▸ **CONSIGNE A**
Répondez, s'il vous plaît, à ces trois points sur l'article consacré à Janet Yellen et à la taxe numérique :
(i) Dans quelle ville le G20 a-t-il approuvé l'accord sur la taxe mondiale sur les multinationales ?
(ii) Quel taux minimal cet accord prévoit-il ?
(iii) Selon quel média Mme Yellen va-t-elle prier l'UE de reconsidérer son projet de taxe numérique ?
▸ **CONSIGNE B**
Poursuivez l'article consacré à Janet Yellen et à la taxe numérique à partir de sa dernière phrase.

▸ **EXTRAIT FOURNI**
▼

Janet Yellen est à Bruxelles: elle va tout faire pour que l’UE revoit son projet de taxe numérique

Ces lundi et mardi, Janet Yellen se trouve à Bruxelles. Dans la foulée du G20 et de ses discussions positives sur une taxe mondiale sur les multinationales, la secrétaire américaine au Trésor va mettre la pression sur l’Union européenne afin que celle-ci reconsidère son projet de taxe numérique. Avec un objectif assumé en priorité: épargner les grandes entreprises américaines.

Pourquoi est-ce important ?

Ce week-end, à Venise, le G20 a approuvé l'accord sur la taxe mondiale sur les multinationales d'au moins 15% conclu début juillet au sein de l'OCDE. Pour les États-Unis, la mise en œuvre d'un tel impôt va de pair avec la reconsidération - si ce n'est l'abandon - du projet de taxe numérique de l'Union européenne, censée financer le plan de relance de l'UE.

Pour rappel, l’accord sur la taxation mondiale des multinationales vise à empêcher les grandes entreprises de se déplacer vers des juridictions à faible fiscalité et à établir un système plus équitable de répartition des droits d’imposition sur les multinationales, en fonction de l’endroit où elles opèrent et non de celui où elles ont leur siège. Un projet qui doit également impliquer la fin des taxes spécifiques sur les Big Tech tels que Facebook et Google déjà mises en place à l’échelle nationale par certains pays membres de l’Union européenne. Et la révision d’un tel projet à l’échelle du bloc.

La Commission européenne a retardé le lancement de ce projet jusqu’au 20 juillet, sous la pression de la Commission. Cette dernière souhaite le retirer ou évaluer sa compatibilité avec les efforts déployés au niveau mondial pour déterminer comment et où taxer les bénéfices des multinationales. Certains responsables européens seraient déjà prêts à reporter toute proposition de taxe numérique jusqu’à l’automne.

« Discriminatoires à l’égard des entreprises américaines »

D’après Bloomberg, Mme Yellen va profiter de sa présence à Bruxelles en ce début de semaine pour prier l’UE de reconsidérer son projet de taxe numérique. Elle ne l’a pas annoncé explicitement, mais elle a tout de même qualifié les taxes déjà instaurées par certains pays européens de « discriminatoire à l’encontre des entreprises américaines ».

« C’est vraiment à la Commission européenne et aux membres de l’Union européenne de décider comment procéder », a-t-elle déclaré.

▲

▸ **DONNÉES FOURNIES**
▼

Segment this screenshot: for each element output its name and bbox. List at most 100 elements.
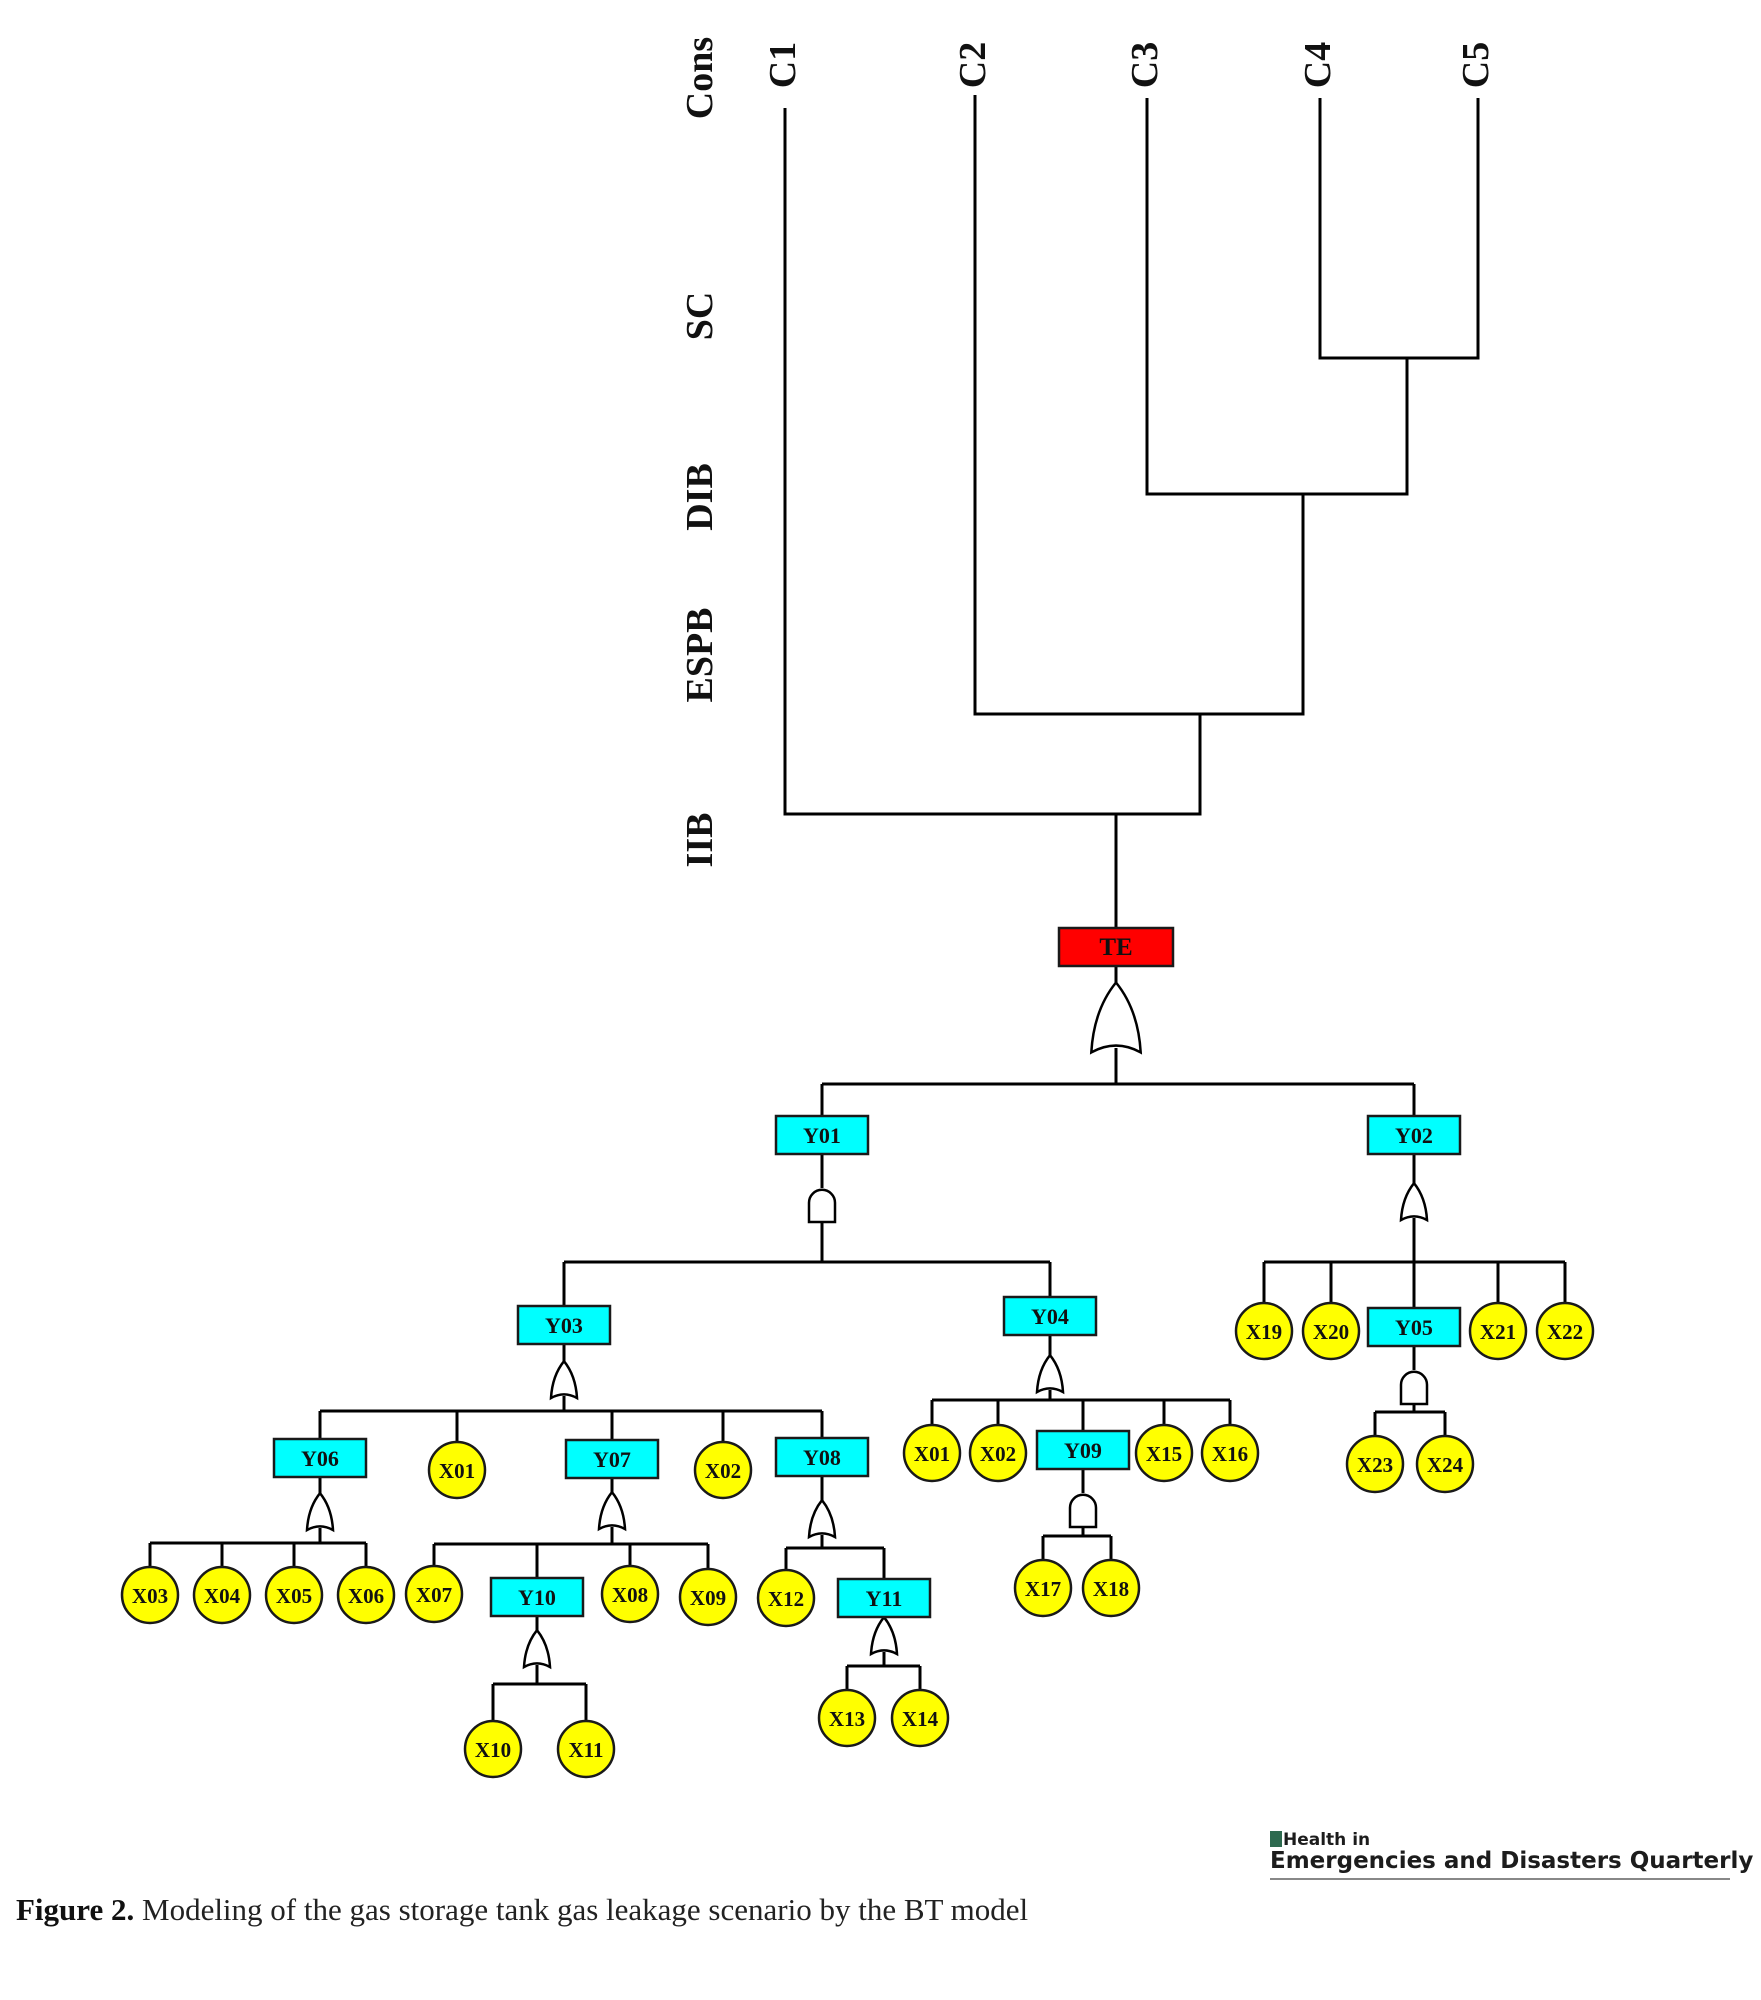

▲

▸ **RÉPONSE ATTENDUE A**
(i) À Venise.
(ii) Au moins 15 %.
(iii) Selon Bloomberg.

▸ **RÉPONSE ATTENDUE B**
Le secrétaire américaine au Trésor doit rencontrer collectivement les ministres des finances de l’Union européenne lundi. Elle aura également des réunions séparées avec la présidente de la Banque centrale européenne Christine Lagarde, la présidente de la Commission européenne Ursula von der Leyen et le chef du commerce de l’UE Valdis Dombrovskis, entre autres.

Du côté de l’UE, certains responsables ont déjà tenté d’apaiser les craintes des États-Unis. C’est notamment le cas du ministre français des Finances, Bruno Le Maire.

« Il n’y a rien de dirigé contre les Américains et je souhaite que nous puissions lever les inquiétudes américaines là-dessus », a-t-il déclaré, ajoutant qu’il existe des « solutions » pour y remédier.

Réticences

Tout le monde au sein de l’Union européenne n’est pas aussi confiant que le ministre français. Margrethe Vestage, responsable de la politique numérique de l’Union européenne et donc pleinement concernée par le dossier, n’a jusqu’ici pas fait preuve du même optimisme quant à la possibilité de réviser le projet de taxe numérique européenne.

« Les discussions que nous avons en Europe sur les ressources propres pour financer le plan de relance et de résilience à terme – cela nous concerne et nous aurons ces discussions en interne à la commission sur la façon d’y faire face », s’est-elle contentée de commenter. Janet Yellen doit aussi la rencontrer en ce début de semaine.

Outre la mise au frigo de la taxe numérique, la taxe mondiale sur les multinationales constitue elle aussi un sujet de tensions au sein de l’Union. Ainsi, trois de ses membres – l’Irlande, la Hongrie et l’Estonie – refusent pour l’instant d’y adhérer. Ce qui est un réel problème, dans la mesure où les questions fiscales au sein de l’UE nécessitent l’unanimité.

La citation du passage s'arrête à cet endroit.